***** Given data *****

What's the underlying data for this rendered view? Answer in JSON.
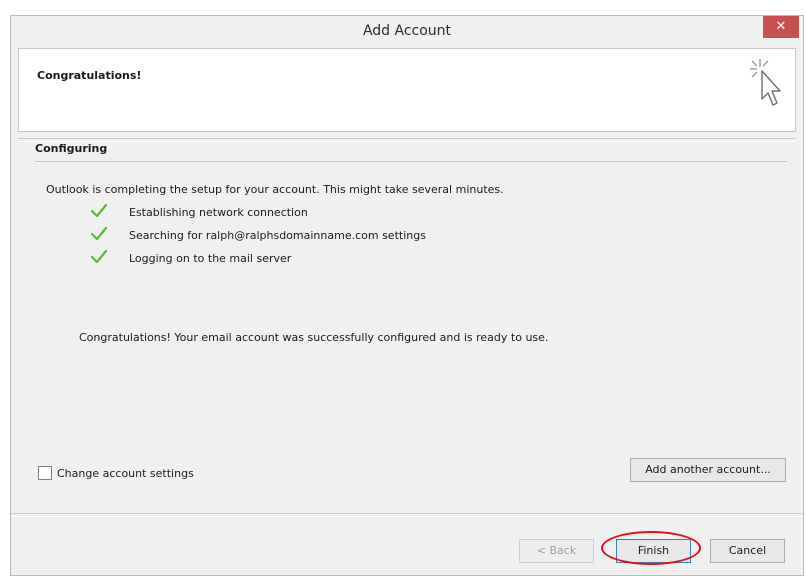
{
  "window": {
    "title": "Add Account",
    "close_symbol": "✕"
  },
  "header": {
    "title": "Congratulations!",
    "icon": "cursor-sparkle-icon"
  },
  "section": {
    "label": "Configuring",
    "intro": "Outlook is completing the setup for your account. This might take several minutes.",
    "steps": [
      {
        "label": "Establishing network connection",
        "icon": "check-icon",
        "status_color": "#5ab73b"
      },
      {
        "label": "Searching for ralph@ralphsdomainname.com settings",
        "icon": "check-icon",
        "status_color": "#5ab73b"
      },
      {
        "label": "Logging on to the mail server",
        "icon": "check-icon",
        "status_color": "#5ab73b"
      }
    ],
    "success_message": "Congratulations! Your email account was successfully configured and is ready to use."
  },
  "options": {
    "change_settings_label": "Change account settings",
    "change_settings_checked": false,
    "add_another_label": "Add another account..."
  },
  "footer": {
    "back_label": "< Back",
    "finish_label": "Finish",
    "cancel_label": "Cancel"
  },
  "colors": {
    "close_button": "#c75050",
    "check": "#5ab73b",
    "highlight": "#e0101a"
  }
}
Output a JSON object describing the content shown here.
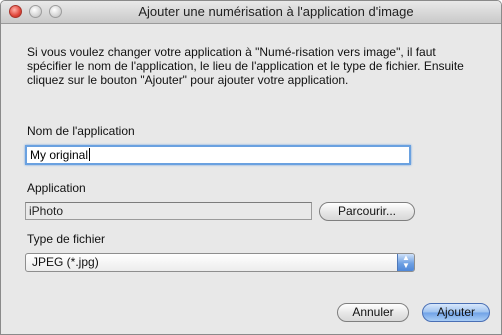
{
  "window": {
    "title": "Ajouter une numérisation à l'application d'image"
  },
  "description": "Si vous voulez changer votre application à \"Numé-risation vers image\", il faut spécifier le nom de l'application, le lieu de l'application et le type de fichier. Ensuite cliquez sur le bouton \"Ajouter\" pour ajouter votre application.",
  "app_name": {
    "label": "Nom de l'application",
    "value": "My original"
  },
  "application": {
    "label": "Application",
    "value": "iPhoto",
    "browse_label": "Parcourir..."
  },
  "file_type": {
    "label": "Type de fichier",
    "selected": "JPEG (*.jpg)"
  },
  "buttons": {
    "cancel": "Annuler",
    "add": "Ajouter"
  }
}
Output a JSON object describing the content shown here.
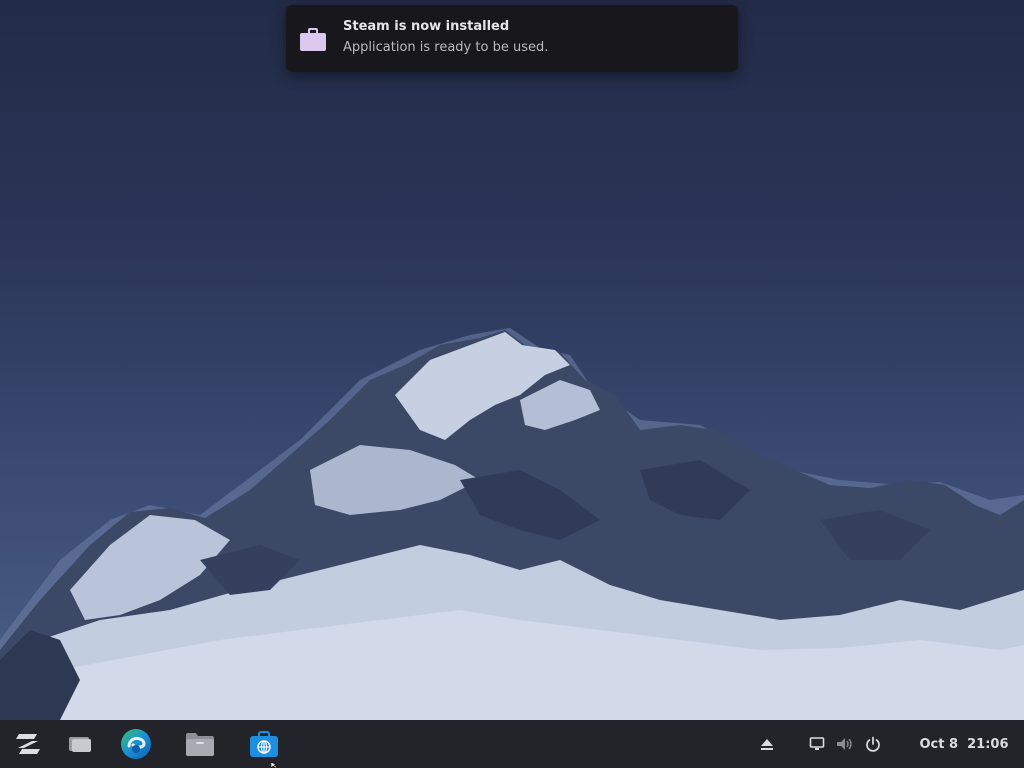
{
  "notification": {
    "title": "Steam is now installed",
    "body": "Application is ready to be used.",
    "icon": "briefcase-icon"
  },
  "taskbar": {
    "apps": [
      {
        "name": "Zorin menu",
        "icon": "zorin-logo-icon"
      },
      {
        "name": "Workspaces",
        "icon": "workspaces-icon"
      },
      {
        "name": "Microsoft Edge",
        "icon": "edge-browser-icon"
      },
      {
        "name": "Files",
        "icon": "files-folder-icon"
      },
      {
        "name": "Software",
        "icon": "software-store-icon"
      }
    ],
    "tray": [
      "eject-icon",
      "display-icon",
      "volume-icon",
      "power-icon"
    ],
    "clock": {
      "date": "Oct 8",
      "time": "21:06"
    }
  },
  "colors": {
    "taskbar_bg": "#23232a",
    "notification_bg": "#18181c",
    "briefcase": "#dcc8ef",
    "edge_blue": "#1c8fd6",
    "edge_green": "#37c26a",
    "store_blue": "#1e8fe0"
  }
}
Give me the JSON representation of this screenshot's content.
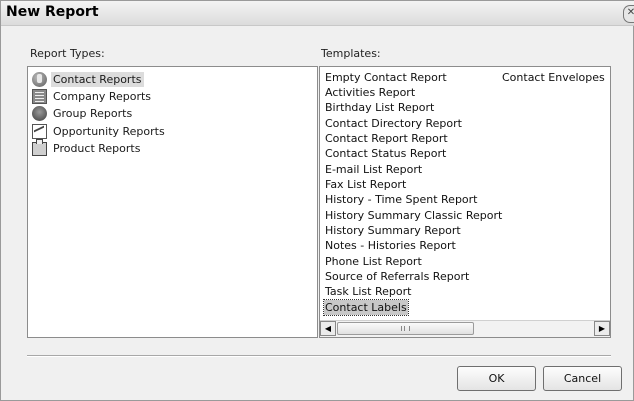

*****

▶ Exercise instructions
Set down the material above as is, without any pictures.

▶ Complete answer
What's the underlying data for this rendered view? Answer in JSON.
{
  "window": {
    "title": "Add Account",
    "close_symbol": "✕"
  },
  "header": {
    "title": "Congratulations!",
    "icon": "cursor-sparkle-icon"
  },
  "section": {
    "label": "Configuring",
    "intro": "Outlook is completing the setup for your account. This might take several minutes.",
    "steps": [
      {
        "label": "Establishing network connection",
        "icon": "check-icon",
        "status_color": "#5ab73b"
      },
      {
        "label": "Searching for ralph@ralphsdomainname.com settings",
        "icon": "check-icon",
        "status_color": "#5ab73b"
      },
      {
        "label": "Logging on to the mail server",
        "icon": "check-icon",
        "status_color": "#5ab73b"
      }
    ],
    "success_message": "Congratulations! Your email account was successfully configured and is ready to use."
  },
  "options": {
    "change_settings_label": "Change account settings",
    "change_settings_checked": false,
    "add_another_label": "Add another account..."
  },
  "footer": {
    "back_label": "< Back",
    "finish_label": "Finish",
    "cancel_label": "Cancel"
  },
  "colors": {
    "close_button": "#c75050",
    "check": "#5ab73b",
    "highlight": "#e0101a"
  }
}
Output a JSON object describing the content shown here.
{
  "window": {
    "title": "Ajouter une numérisation à l'application d'image"
  },
  "description": "Si vous voulez changer votre application à \"Numé-risation vers image\", il faut spécifier le nom de l'application, le lieu de l'application et le type de fichier. Ensuite cliquez sur le bouton \"Ajouter\" pour ajouter votre application.",
  "app_name": {
    "label": "Nom de l'application",
    "value": "My original"
  },
  "application": {
    "label": "Application",
    "value": "iPhoto",
    "browse_label": "Parcourir..."
  },
  "file_type": {
    "label": "Type de fichier",
    "selected": "JPEG (*.jpg)"
  },
  "buttons": {
    "cancel": "Annuler",
    "add": "Ajouter"
  }
}
Output a JSON object describing the content shown here.
{
  "notification": {
    "title": "Steam is now installed",
    "body": "Application is ready to be used.",
    "icon": "briefcase-icon"
  },
  "taskbar": {
    "apps": [
      {
        "name": "Zorin menu",
        "icon": "zorin-logo-icon"
      },
      {
        "name": "Workspaces",
        "icon": "workspaces-icon"
      },
      {
        "name": "Microsoft Edge",
        "icon": "edge-browser-icon"
      },
      {
        "name": "Files",
        "icon": "files-folder-icon"
      },
      {
        "name": "Software",
        "icon": "software-store-icon"
      }
    ],
    "tray": [
      "eject-icon",
      "display-icon",
      "volume-icon",
      "power-icon"
    ],
    "clock": {
      "date": "Oct 8",
      "time": "21:06"
    }
  },
  "colors": {
    "taskbar_bg": "#23232a",
    "notification_bg": "#18181c",
    "briefcase": "#dcc8ef",
    "edge_blue": "#1c8fd6",
    "edge_green": "#37c26a",
    "store_blue": "#1e8fe0"
  }
}
Give me the JSON representation of this screenshot's content.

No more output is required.